__Given instruction__. Work out how many lines of the records contain "during". Answer with the number and nothing else.

__Records for the task__.
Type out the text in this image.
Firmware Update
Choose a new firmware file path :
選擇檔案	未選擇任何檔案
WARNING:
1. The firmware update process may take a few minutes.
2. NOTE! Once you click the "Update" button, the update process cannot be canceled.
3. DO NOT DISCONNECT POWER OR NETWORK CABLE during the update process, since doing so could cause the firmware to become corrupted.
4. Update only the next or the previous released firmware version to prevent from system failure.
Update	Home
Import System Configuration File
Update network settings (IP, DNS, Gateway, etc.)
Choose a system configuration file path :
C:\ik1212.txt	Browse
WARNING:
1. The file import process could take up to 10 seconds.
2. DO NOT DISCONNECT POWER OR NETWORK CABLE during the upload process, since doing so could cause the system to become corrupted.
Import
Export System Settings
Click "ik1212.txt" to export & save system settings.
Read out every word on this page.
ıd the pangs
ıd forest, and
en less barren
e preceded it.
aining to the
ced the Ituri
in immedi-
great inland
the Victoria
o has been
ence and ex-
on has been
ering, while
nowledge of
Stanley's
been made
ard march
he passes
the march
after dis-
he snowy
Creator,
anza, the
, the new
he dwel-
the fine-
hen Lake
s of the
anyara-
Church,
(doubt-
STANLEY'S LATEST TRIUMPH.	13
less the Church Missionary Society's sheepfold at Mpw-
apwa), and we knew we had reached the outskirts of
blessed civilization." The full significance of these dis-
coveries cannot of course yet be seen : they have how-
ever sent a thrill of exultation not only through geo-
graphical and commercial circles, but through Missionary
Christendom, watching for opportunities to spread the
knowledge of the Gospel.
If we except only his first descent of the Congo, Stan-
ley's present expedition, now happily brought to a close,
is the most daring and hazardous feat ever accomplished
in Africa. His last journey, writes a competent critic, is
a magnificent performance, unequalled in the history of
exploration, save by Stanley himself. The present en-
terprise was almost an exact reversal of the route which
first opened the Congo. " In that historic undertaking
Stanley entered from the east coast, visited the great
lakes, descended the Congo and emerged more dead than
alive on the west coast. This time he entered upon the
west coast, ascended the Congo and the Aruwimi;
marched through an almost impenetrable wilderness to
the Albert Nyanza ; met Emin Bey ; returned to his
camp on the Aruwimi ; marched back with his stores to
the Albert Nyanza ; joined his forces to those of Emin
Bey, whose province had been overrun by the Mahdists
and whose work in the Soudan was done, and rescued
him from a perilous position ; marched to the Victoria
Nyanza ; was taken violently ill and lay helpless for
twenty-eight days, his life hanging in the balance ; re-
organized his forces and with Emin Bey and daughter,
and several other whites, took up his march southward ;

__Solution to this problem__. 2